## Objective
What is the number of lines in the entries that include the word "data"? Respond with the number only.

## Extracted records
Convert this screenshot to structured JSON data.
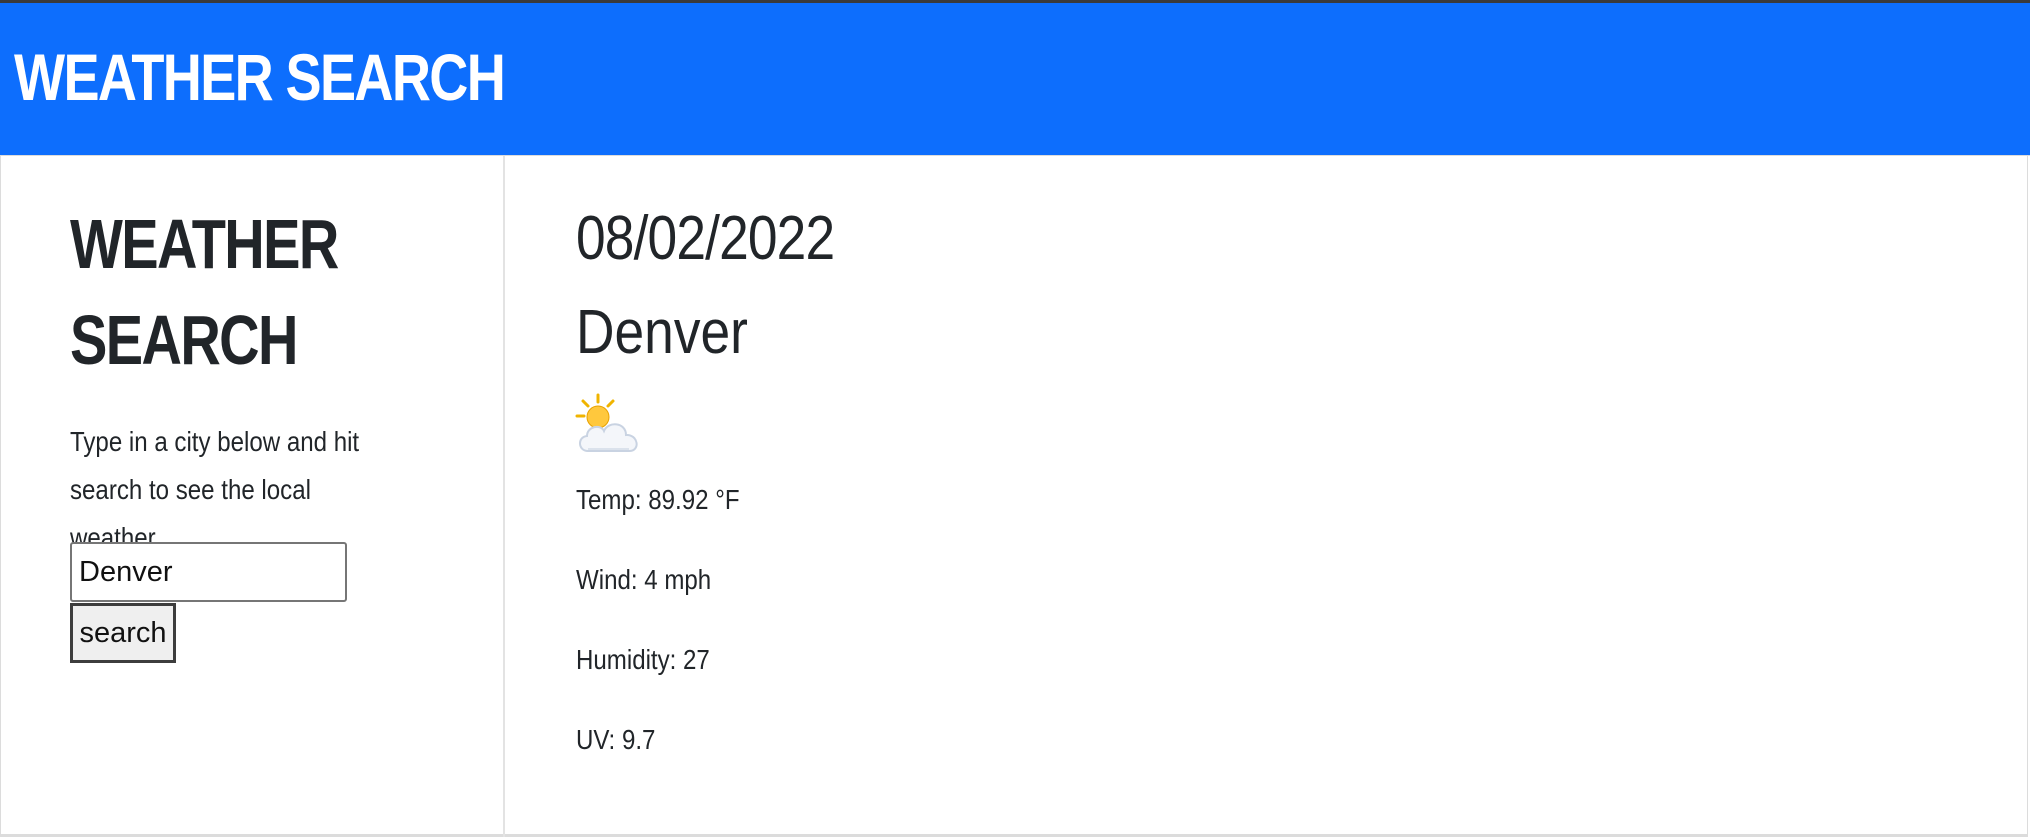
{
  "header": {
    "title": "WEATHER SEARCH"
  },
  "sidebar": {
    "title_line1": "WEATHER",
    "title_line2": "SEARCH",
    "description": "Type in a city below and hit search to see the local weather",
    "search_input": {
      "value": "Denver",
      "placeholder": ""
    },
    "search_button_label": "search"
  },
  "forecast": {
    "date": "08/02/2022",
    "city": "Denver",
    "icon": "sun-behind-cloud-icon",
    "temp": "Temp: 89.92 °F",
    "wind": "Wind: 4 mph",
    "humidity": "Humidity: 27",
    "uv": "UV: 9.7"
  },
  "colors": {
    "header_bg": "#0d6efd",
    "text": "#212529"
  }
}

--

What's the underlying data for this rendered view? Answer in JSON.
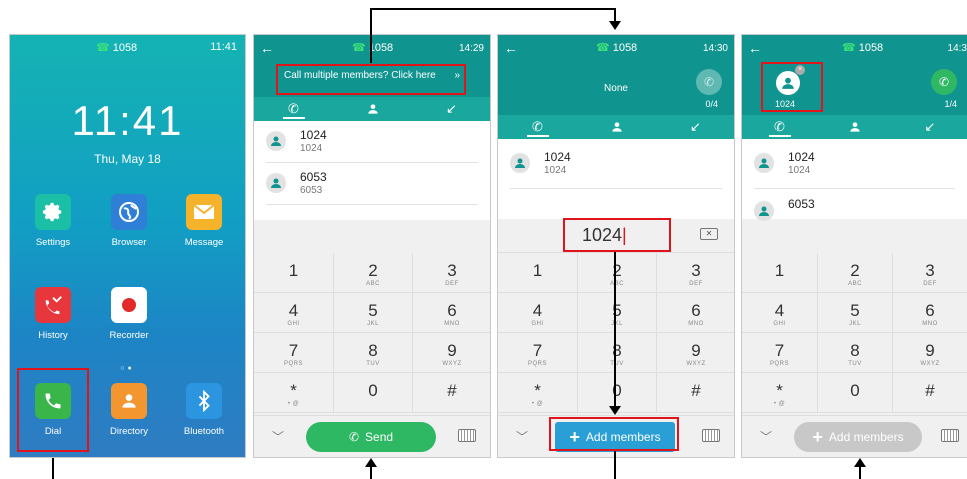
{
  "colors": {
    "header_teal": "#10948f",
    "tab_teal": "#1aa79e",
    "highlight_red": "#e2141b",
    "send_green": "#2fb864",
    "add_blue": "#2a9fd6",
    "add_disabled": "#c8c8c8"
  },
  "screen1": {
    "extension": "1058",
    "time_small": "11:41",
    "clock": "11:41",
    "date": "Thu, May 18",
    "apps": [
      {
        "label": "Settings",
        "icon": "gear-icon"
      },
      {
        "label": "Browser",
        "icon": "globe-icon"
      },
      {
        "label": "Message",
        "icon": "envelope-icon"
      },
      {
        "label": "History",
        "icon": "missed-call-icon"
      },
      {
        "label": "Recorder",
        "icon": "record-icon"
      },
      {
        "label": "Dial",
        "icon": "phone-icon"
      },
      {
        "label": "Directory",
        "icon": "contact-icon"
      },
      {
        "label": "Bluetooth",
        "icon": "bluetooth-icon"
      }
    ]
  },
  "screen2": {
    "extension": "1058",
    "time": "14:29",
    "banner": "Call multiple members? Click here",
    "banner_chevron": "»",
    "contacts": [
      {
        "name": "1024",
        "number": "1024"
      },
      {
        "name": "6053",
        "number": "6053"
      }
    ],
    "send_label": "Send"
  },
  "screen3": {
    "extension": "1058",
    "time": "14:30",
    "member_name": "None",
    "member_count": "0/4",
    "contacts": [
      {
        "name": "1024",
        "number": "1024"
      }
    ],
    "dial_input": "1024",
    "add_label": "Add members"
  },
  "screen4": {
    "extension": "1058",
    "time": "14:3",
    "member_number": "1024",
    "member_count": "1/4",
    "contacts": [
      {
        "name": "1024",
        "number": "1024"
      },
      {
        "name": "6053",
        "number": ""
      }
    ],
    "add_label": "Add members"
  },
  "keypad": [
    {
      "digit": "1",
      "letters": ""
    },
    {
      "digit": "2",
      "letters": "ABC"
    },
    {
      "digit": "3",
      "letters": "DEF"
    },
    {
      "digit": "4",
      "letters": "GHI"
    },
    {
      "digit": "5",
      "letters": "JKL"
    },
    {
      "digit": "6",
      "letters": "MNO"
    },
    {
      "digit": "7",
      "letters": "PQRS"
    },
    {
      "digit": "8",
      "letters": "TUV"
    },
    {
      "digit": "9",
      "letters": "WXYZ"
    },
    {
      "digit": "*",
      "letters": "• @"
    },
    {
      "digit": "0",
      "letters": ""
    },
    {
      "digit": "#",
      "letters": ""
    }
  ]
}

...

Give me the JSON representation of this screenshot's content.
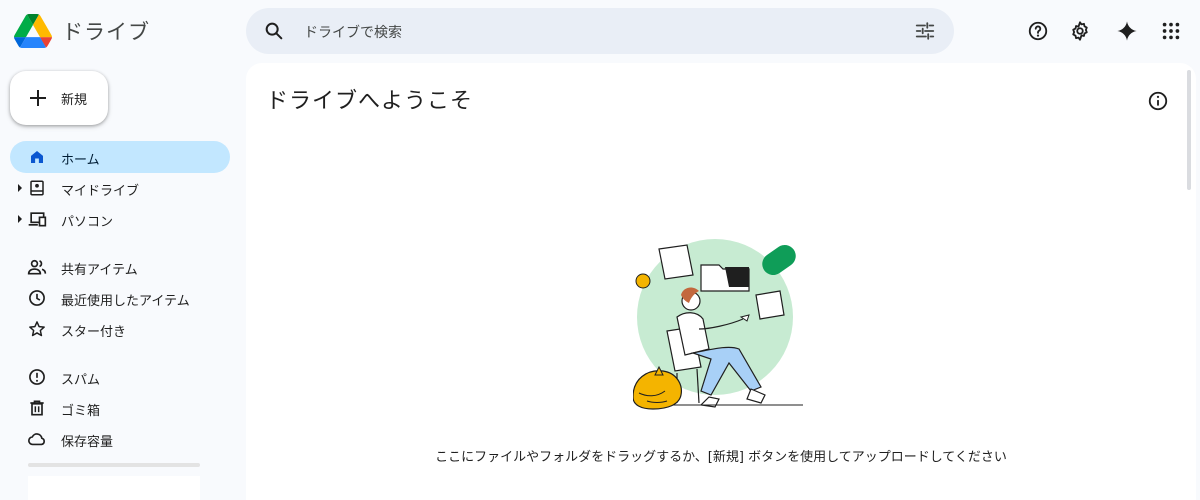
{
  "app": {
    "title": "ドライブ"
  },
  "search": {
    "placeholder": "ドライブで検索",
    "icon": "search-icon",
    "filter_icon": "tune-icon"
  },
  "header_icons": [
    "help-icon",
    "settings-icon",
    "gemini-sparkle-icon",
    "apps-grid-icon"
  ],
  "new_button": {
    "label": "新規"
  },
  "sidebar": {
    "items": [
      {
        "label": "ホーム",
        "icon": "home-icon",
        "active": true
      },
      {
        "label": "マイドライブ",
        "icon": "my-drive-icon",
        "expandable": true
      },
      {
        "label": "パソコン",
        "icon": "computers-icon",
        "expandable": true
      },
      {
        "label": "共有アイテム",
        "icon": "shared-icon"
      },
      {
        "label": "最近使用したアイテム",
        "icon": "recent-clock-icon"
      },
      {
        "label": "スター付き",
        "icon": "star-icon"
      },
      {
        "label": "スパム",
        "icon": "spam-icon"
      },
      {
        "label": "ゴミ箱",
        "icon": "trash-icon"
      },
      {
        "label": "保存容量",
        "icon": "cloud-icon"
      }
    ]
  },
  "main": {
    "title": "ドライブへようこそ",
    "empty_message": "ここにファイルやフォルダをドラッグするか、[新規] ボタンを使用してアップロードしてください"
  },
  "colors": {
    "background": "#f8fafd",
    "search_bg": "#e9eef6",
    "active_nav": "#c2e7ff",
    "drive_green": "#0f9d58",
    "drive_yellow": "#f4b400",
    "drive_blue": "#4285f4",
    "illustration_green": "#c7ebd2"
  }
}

## Reply
2